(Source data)
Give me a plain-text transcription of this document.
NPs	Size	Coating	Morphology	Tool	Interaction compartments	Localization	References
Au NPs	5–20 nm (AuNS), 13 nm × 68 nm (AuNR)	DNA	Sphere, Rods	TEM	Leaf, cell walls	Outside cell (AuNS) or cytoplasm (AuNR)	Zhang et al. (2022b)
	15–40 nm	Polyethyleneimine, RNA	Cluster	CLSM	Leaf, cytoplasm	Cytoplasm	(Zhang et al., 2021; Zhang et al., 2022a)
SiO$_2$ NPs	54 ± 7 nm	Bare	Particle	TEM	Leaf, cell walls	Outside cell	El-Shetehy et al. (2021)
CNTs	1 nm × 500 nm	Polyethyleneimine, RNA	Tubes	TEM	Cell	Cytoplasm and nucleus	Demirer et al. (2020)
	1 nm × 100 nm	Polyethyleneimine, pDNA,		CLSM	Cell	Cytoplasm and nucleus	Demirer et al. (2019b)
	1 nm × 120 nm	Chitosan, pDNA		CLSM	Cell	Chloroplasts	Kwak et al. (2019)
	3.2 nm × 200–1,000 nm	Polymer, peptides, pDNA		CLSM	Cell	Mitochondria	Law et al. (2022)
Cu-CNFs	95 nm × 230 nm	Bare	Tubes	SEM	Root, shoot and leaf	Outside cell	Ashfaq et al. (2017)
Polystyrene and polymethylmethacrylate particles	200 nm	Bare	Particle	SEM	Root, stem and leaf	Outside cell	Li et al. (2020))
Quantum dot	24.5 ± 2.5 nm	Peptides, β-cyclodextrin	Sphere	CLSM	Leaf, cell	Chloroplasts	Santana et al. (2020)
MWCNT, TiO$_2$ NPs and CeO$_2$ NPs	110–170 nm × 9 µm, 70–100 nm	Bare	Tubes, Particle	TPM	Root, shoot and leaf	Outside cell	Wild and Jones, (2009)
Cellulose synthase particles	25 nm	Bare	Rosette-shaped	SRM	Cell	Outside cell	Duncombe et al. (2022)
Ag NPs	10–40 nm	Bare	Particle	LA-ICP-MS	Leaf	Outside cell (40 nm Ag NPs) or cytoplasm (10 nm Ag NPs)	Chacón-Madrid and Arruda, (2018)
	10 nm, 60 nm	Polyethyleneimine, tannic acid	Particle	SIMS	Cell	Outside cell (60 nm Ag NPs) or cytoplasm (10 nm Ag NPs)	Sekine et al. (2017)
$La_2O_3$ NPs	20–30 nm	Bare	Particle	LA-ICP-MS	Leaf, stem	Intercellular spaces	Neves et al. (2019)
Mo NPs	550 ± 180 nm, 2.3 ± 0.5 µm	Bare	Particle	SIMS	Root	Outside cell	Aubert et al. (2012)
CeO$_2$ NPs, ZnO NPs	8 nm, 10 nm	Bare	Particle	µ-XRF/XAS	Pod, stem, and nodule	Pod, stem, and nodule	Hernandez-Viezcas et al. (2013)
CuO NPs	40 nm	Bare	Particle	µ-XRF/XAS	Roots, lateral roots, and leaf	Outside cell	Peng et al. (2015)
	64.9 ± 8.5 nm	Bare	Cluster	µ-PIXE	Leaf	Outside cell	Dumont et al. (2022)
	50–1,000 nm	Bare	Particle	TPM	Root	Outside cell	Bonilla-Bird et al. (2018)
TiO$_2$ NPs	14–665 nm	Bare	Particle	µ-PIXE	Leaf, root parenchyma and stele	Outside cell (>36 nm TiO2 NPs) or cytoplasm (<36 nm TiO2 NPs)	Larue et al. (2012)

● **Problem**: The answer should consist of every line above in which "PIXE" appears.

● **Result**:
	64.9 ± 8.5 nm	Bare	Cluster	µ-PIXE	Leaf	Outside cell	Dumont et al. (2022)
TiO$_2$ NPs	14–665 nm	Bare	Particle	µ-PIXE	Leaf, root parenchyma and stele	Outside cell (>36 nm TiO2 NPs) or cytoplasm (<36 nm TiO2 NPs)	Larue et al. (2012)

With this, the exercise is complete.